[Data records]

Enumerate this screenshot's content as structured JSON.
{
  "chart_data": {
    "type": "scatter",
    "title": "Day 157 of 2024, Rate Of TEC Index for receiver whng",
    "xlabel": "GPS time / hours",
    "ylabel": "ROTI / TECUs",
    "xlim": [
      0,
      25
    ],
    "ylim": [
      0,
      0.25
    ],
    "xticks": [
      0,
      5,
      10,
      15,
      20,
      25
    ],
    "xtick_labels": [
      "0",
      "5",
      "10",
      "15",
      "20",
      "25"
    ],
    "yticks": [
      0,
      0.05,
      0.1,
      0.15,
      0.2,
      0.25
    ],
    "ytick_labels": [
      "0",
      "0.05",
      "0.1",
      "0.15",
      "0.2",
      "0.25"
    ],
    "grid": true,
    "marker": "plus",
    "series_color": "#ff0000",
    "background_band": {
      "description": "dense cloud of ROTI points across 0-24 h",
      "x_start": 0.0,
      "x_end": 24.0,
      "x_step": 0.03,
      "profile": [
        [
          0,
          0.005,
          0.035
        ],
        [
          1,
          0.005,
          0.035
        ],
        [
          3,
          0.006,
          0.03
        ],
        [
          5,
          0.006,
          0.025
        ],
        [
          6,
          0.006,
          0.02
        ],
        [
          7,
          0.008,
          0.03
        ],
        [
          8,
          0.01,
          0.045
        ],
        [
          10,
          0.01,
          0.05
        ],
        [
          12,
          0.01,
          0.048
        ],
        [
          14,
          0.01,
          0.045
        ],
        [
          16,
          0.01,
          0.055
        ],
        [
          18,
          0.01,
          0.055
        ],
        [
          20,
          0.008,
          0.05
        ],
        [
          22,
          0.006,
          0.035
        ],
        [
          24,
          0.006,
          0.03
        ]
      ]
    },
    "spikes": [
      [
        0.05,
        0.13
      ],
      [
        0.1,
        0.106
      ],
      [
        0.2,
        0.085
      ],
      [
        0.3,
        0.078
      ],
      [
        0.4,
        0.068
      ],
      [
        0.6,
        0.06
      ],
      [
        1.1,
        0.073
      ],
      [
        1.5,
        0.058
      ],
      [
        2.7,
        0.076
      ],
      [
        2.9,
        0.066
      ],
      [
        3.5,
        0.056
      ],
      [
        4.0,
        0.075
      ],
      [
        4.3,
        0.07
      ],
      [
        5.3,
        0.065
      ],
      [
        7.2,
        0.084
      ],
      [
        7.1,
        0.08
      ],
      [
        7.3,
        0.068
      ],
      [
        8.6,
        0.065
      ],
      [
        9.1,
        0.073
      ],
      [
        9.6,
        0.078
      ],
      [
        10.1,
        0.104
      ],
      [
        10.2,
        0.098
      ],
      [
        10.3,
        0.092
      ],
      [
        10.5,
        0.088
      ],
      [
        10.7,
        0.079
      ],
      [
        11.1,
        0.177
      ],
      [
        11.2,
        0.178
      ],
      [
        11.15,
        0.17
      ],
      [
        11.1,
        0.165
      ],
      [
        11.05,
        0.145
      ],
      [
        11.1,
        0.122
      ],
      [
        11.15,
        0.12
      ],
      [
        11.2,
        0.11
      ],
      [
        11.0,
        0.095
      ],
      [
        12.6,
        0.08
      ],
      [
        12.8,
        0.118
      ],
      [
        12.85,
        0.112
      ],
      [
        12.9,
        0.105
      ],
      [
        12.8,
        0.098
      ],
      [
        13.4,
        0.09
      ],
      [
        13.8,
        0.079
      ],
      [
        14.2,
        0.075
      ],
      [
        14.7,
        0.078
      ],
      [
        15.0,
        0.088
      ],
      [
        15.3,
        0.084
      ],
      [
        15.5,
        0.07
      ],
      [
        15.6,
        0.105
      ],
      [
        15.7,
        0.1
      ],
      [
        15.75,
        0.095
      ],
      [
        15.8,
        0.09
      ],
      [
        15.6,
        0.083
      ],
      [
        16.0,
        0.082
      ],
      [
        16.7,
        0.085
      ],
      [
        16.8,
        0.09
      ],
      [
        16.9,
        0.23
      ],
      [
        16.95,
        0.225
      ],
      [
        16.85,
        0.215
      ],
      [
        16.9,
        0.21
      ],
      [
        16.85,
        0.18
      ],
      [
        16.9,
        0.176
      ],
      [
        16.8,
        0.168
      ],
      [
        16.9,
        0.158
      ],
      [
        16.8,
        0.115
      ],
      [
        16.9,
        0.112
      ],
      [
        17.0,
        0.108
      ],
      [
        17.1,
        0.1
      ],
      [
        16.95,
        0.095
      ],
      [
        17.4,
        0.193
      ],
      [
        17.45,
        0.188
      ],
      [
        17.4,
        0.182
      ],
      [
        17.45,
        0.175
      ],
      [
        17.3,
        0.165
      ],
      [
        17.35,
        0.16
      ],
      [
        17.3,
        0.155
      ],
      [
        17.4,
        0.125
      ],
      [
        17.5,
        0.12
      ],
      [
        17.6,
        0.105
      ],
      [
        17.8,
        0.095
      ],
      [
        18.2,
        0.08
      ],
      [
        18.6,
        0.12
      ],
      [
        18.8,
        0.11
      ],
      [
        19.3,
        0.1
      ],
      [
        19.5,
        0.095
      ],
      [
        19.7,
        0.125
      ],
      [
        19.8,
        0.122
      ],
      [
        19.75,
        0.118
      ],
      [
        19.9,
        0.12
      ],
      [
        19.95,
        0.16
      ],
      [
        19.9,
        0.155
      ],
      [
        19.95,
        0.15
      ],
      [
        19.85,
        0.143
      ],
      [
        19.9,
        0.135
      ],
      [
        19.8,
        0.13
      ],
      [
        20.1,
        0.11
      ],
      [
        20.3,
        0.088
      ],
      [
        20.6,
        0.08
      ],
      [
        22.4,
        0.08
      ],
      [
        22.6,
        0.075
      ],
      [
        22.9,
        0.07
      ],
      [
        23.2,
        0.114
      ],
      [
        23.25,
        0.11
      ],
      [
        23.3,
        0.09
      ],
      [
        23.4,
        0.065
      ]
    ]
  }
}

STATED PROBLEM:
Retype the listing. Match it exactly.

OUTPUT BELOW:
Enumerate this screenshot's content as structured JSON.
{
  "chart_data": {
    "type": "scatter",
    "title": "Day 157 of 2024, Rate Of TEC Index for receiver whng",
    "xlabel": "GPS time / hours",
    "ylabel": "ROTI / TECUs",
    "xlim": [
      0,
      25
    ],
    "ylim": [
      0,
      0.25
    ],
    "xticks": [
      0,
      5,
      10,
      15,
      20,
      25
    ],
    "xtick_labels": [
      "0",
      "5",
      "10",
      "15",
      "20",
      "25"
    ],
    "yticks": [
      0,
      0.05,
      0.1,
      0.15,
      0.2,
      0.25
    ],
    "ytick_labels": [
      "0",
      "0.05",
      "0.1",
      "0.15",
      "0.2",
      "0.25"
    ],
    "grid": true,
    "marker": "plus",
    "series_color": "#ff0000",
    "background_band": {
      "description": "dense cloud of ROTI points across 0-24 h",
      "x_start": 0.0,
      "x_end": 24.0,
      "x_step": 0.03,
      "profile": [
        [
          0,
          0.005,
          0.035
        ],
        [
          1,
          0.005,
          0.035
        ],
        [
          3,
          0.006,
          0.03
        ],
        [
          5,
          0.006,
          0.025
        ],
        [
          6,
          0.006,
          0.02
        ],
        [
          7,
          0.008,
          0.03
        ],
        [
          8,
          0.01,
          0.045
        ],
        [
          10,
          0.01,
          0.05
        ],
        [
          12,
          0.01,
          0.048
        ],
        [
          14,
          0.01,
          0.045
        ],
        [
          16,
          0.01,
          0.055
        ],
        [
          18,
          0.01,
          0.055
        ],
        [
          20,
          0.008,
          0.05
        ],
        [
          22,
          0.006,
          0.035
        ],
        [
          24,
          0.006,
          0.03
        ]
      ]
    },
    "spikes": [
      [
        0.05,
        0.13
      ],
      [
        0.1,
        0.106
      ],
      [
        0.2,
        0.085
      ],
      [
        0.3,
        0.078
      ],
      [
        0.4,
        0.068
      ],
      [
        0.6,
        0.06
      ],
      [
        1.1,
        0.073
      ],
      [
        1.5,
        0.058
      ],
      [
        2.7,
        0.076
      ],
      [
        2.9,
        0.066
      ],
      [
        3.5,
        0.056
      ],
      [
        4.0,
        0.075
      ],
      [
        4.3,
        0.07
      ],
      [
        5.3,
        0.065
      ],
      [
        7.2,
        0.084
      ],
      [
        7.1,
        0.08
      ],
      [
        7.3,
        0.068
      ],
      [
        8.6,
        0.065
      ],
      [
        9.1,
        0.073
      ],
      [
        9.6,
        0.078
      ],
      [
        10.1,
        0.104
      ],
      [
        10.2,
        0.098
      ],
      [
        10.3,
        0.092
      ],
      [
        10.5,
        0.088
      ],
      [
        10.7,
        0.079
      ],
      [
        11.1,
        0.177
      ],
      [
        11.2,
        0.178
      ],
      [
        11.15,
        0.17
      ],
      [
        11.1,
        0.165
      ],
      [
        11.05,
        0.145
      ],
      [
        11.1,
        0.122
      ],
      [
        11.15,
        0.12
      ],
      [
        11.2,
        0.11
      ],
      [
        11.0,
        0.095
      ],
      [
        12.6,
        0.08
      ],
      [
        12.8,
        0.118
      ],
      [
        12.85,
        0.112
      ],
      [
        12.9,
        0.105
      ],
      [
        12.8,
        0.098
      ],
      [
        13.4,
        0.09
      ],
      [
        13.8,
        0.079
      ],
      [
        14.2,
        0.075
      ],
      [
        14.7,
        0.078
      ],
      [
        15.0,
        0.088
      ],
      [
        15.3,
        0.084
      ],
      [
        15.5,
        0.07
      ],
      [
        15.6,
        0.105
      ],
      [
        15.7,
        0.1
      ],
      [
        15.75,
        0.095
      ],
      [
        15.8,
        0.09
      ],
      [
        15.6,
        0.083
      ],
      [
        16.0,
        0.082
      ],
      [
        16.7,
        0.085
      ],
      [
        16.8,
        0.09
      ],
      [
        16.9,
        0.23
      ],
      [
        16.95,
        0.225
      ],
      [
        16.85,
        0.215
      ],
      [
        16.9,
        0.21
      ],
      [
        16.85,
        0.18
      ],
      [
        16.9,
        0.176
      ],
      [
        16.8,
        0.168
      ],
      [
        16.9,
        0.158
      ],
      [
        16.8,
        0.115
      ],
      [
        16.9,
        0.112
      ],
      [
        17.0,
        0.108
      ],
      [
        17.1,
        0.1
      ],
      [
        16.95,
        0.095
      ],
      [
        17.4,
        0.193
      ],
      [
        17.45,
        0.188
      ],
      [
        17.4,
        0.182
      ],
      [
        17.45,
        0.175
      ],
      [
        17.3,
        0.165
      ],
      [
        17.35,
        0.16
      ],
      [
        17.3,
        0.155
      ],
      [
        17.4,
        0.125
      ],
      [
        17.5,
        0.12
      ],
      [
        17.6,
        0.105
      ],
      [
        17.8,
        0.095
      ],
      [
        18.2,
        0.08
      ],
      [
        18.6,
        0.12
      ],
      [
        18.8,
        0.11
      ],
      [
        19.3,
        0.1
      ],
      [
        19.5,
        0.095
      ],
      [
        19.7,
        0.125
      ],
      [
        19.8,
        0.122
      ],
      [
        19.75,
        0.118
      ],
      [
        19.9,
        0.12
      ],
      [
        19.95,
        0.16
      ],
      [
        19.9,
        0.155
      ],
      [
        19.95,
        0.15
      ],
      [
        19.85,
        0.143
      ],
      [
        19.9,
        0.135
      ],
      [
        19.8,
        0.13
      ],
      [
        20.1,
        0.11
      ],
      [
        20.3,
        0.088
      ],
      [
        20.6,
        0.08
      ],
      [
        22.4,
        0.08
      ],
      [
        22.6,
        0.075
      ],
      [
        22.9,
        0.07
      ],
      [
        23.2,
        0.114
      ],
      [
        23.25,
        0.11
      ],
      [
        23.3,
        0.09
      ],
      [
        23.4,
        0.065
      ]
    ]
  }
}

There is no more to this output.